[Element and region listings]
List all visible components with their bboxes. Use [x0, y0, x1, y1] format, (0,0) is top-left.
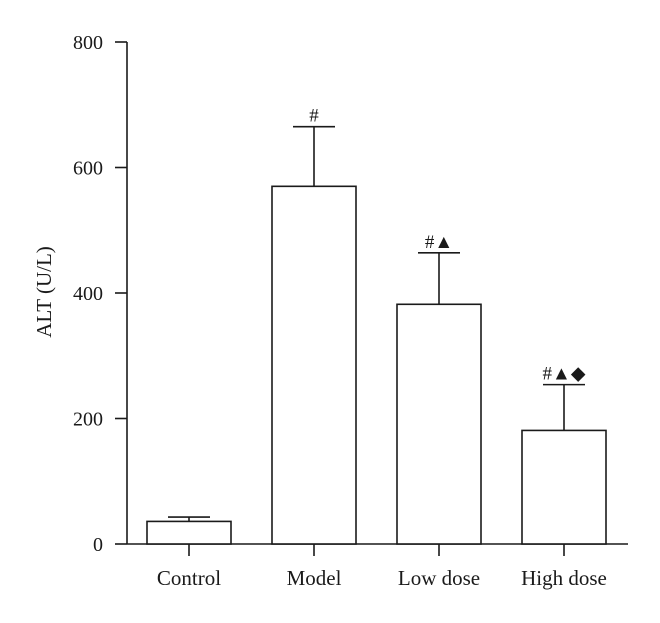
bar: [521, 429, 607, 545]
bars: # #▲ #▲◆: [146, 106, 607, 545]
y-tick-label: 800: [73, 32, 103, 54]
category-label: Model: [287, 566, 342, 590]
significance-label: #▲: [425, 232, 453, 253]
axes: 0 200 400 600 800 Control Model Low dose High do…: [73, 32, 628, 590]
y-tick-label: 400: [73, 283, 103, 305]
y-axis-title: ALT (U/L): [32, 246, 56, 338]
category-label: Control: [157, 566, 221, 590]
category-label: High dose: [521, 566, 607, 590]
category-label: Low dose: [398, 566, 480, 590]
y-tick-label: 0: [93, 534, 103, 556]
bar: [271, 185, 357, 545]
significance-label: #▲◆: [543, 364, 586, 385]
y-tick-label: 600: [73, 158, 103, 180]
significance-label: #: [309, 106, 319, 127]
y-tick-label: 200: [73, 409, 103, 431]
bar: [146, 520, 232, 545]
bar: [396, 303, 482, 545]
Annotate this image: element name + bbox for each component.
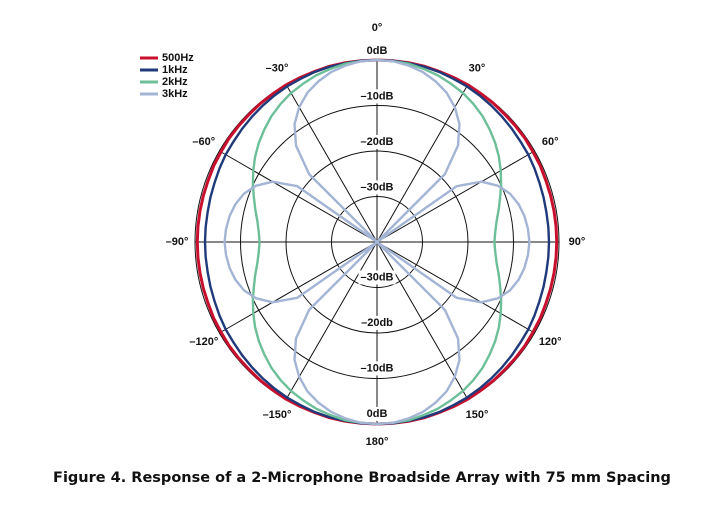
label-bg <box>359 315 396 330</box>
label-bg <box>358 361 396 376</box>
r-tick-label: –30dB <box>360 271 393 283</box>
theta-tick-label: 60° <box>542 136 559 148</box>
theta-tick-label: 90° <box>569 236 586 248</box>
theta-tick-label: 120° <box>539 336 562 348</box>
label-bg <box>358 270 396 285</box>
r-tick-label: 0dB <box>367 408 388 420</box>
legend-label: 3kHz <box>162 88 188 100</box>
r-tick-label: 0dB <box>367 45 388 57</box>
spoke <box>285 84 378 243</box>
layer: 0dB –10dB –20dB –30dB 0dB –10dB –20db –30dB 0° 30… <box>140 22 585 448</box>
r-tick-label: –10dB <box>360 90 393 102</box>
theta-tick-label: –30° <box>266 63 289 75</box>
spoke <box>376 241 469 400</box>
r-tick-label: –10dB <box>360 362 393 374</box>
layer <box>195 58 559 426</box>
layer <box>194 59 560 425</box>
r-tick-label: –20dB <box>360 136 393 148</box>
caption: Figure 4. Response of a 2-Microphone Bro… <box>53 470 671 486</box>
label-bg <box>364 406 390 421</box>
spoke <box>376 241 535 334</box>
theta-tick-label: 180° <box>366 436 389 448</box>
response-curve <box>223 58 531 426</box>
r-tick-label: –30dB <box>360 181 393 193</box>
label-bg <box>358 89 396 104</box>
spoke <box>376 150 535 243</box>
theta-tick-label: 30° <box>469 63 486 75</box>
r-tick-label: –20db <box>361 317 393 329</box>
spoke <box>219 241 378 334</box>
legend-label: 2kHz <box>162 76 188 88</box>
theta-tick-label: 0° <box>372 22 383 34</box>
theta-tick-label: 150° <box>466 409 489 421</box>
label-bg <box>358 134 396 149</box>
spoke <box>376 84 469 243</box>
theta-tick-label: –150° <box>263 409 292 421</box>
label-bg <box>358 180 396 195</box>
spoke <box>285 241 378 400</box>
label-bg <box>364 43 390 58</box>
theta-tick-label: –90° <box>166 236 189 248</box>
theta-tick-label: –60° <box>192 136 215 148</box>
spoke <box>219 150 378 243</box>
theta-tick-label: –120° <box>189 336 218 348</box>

◆ DESCRIPTION OF THE TASK:
Lay out all the rows above as a Markdown table with two columns, Line No. and Row Text, one line per table row. Skip blank lines and leave out the pictures.

◆ FINISHED TASK:
| Line No. | Row Text |
|---|---|
| 1 | List all visible components with their bboxes. Use [x0, y0, x1, y1] format, (0,0) is top-left. |
| 2 | bar: [521, 429, 607, 545] |
| 3 | bars: # #▲ #▲◆: [146, 106, 607, 545] |
| 4 | y-tick-label: 800: [73, 32, 103, 54] |
| 5 | category-label: Model: [287, 566, 342, 590] |
| 6 | significance-label: #▲: [425, 232, 453, 253] |
| 7 | axes: 0 200 400 600 800 Control Model Low dose High do…: [73, 32, 628, 590] |
| 8 | y-tick-label: 400: [73, 283, 103, 305] |
| 9 | y-axis-title: ALT (U/L): [32, 246, 56, 338] |
| 10 | category-label: Control: [157, 566, 221, 590] |
| 11 | category-label: High dose: [521, 566, 607, 590] |
| 12 | category-label: Low dose: [398, 566, 480, 590] |
| 13 | y-tick-label: 0: [93, 534, 103, 556] |
| 14 | bar: [271, 185, 357, 545] |
| 15 | significance-label: #▲◆: [543, 364, 586, 385] |
| 16 | y-tick-label: 600: [73, 158, 103, 180] |
| 17 | significance-label: #: [309, 106, 319, 127] |
| 18 | y-tick-label: 200: [73, 409, 103, 431] |
| 19 | bar: [146, 520, 232, 545] |
| 20 | bar: [396, 303, 482, 545] |
| 21 | Annotate this image: element name + bbox for each component. |
| 22 | label-bg <box>359 315 396 330</box> |
| 23 | label-bg <box>358 361 396 376</box> |
| 24 | r-tick-label: –30dB <box>360 271 393 283</box> |
| 25 | theta-tick-label: 60° <box>542 136 559 148</box> |
| 26 | theta-tick-label: 90° <box>569 236 586 248</box> |
| 27 | theta-tick-label: 120° <box>539 336 562 348</box> |
| 28 | label-bg <box>358 270 396 285</box> |
| 29 | r-tick-label: 0dB <box>367 408 388 420</box> |
| 30 | legend-label: 3kHz <box>162 88 188 100</box> |
| 31 | r-tick-label: 0dB <box>367 45 388 57</box> |
| 32 | spoke <box>285 84 378 243</box> |
| 33 | layer: 0dB –10dB –20dB –30dB 0dB –10dB –20db –30dB 0° 30… <box>140 22 585 448</box> |
| 34 | r-tick-label: –10dB <box>360 90 393 102</box> |
| 35 | theta-tick-label: –30° <box>266 63 289 75</box> |
| 36 | spoke <box>376 241 469 400</box> |
| 37 | r-tick-label: –10dB <box>360 362 393 374</box> |
| 38 | layer <box>195 58 559 426</box> |
| 39 | layer <box>194 59 560 425</box> |
| 40 | r-tick-label: –20dB <box>360 136 393 148</box> |
| 41 | caption: Figure 4. Response of a 2-Microphone Bro… <box>53 470 671 486</box> |
| 42 | label-bg <box>364 406 390 421</box> |
| 43 | spoke <box>376 241 535 334</box> |
| 44 | theta-tick-label: 180° <box>366 436 389 448</box> |
| 45 | response-curve <box>223 58 531 426</box> |
| 46 | r-tick-label: –30dB <box>360 181 393 193</box> |
| 47 | label-bg <box>358 89 396 104</box> |
| 48 | spoke <box>376 150 535 243</box> |
| 49 | theta-tick-label: 30° <box>469 63 486 75</box> |
| 50 | r-tick-label: –20db <box>361 317 393 329</box> |
| 51 | spoke <box>219 241 378 334</box> |
| 52 | legend-label: 2kHz <box>162 76 188 88</box> |
| 53 | theta-tick-label: 0° <box>372 22 383 34</box> |
| 54 | theta-tick-label: 150° <box>466 409 489 421</box> |
| 55 | label-bg <box>358 134 396 149</box> |
| 56 | spoke <box>376 84 469 243</box> |
| 57 | theta-tick-label: –150° <box>263 409 292 421</box> |
| 58 | label-bg <box>358 180 396 195</box> |
| 59 | spoke <box>285 241 378 400</box> |
| 60 | label-bg <box>364 43 390 58</box> |
| 61 | theta-tick-label: –90° <box>166 236 189 248</box> |
| 62 | theta-tick-label: –60° <box>192 136 215 148</box> |
| 63 | spoke <box>219 150 378 243</box> |
| 64 | theta-tick-label: –120° <box>189 336 218 348</box> |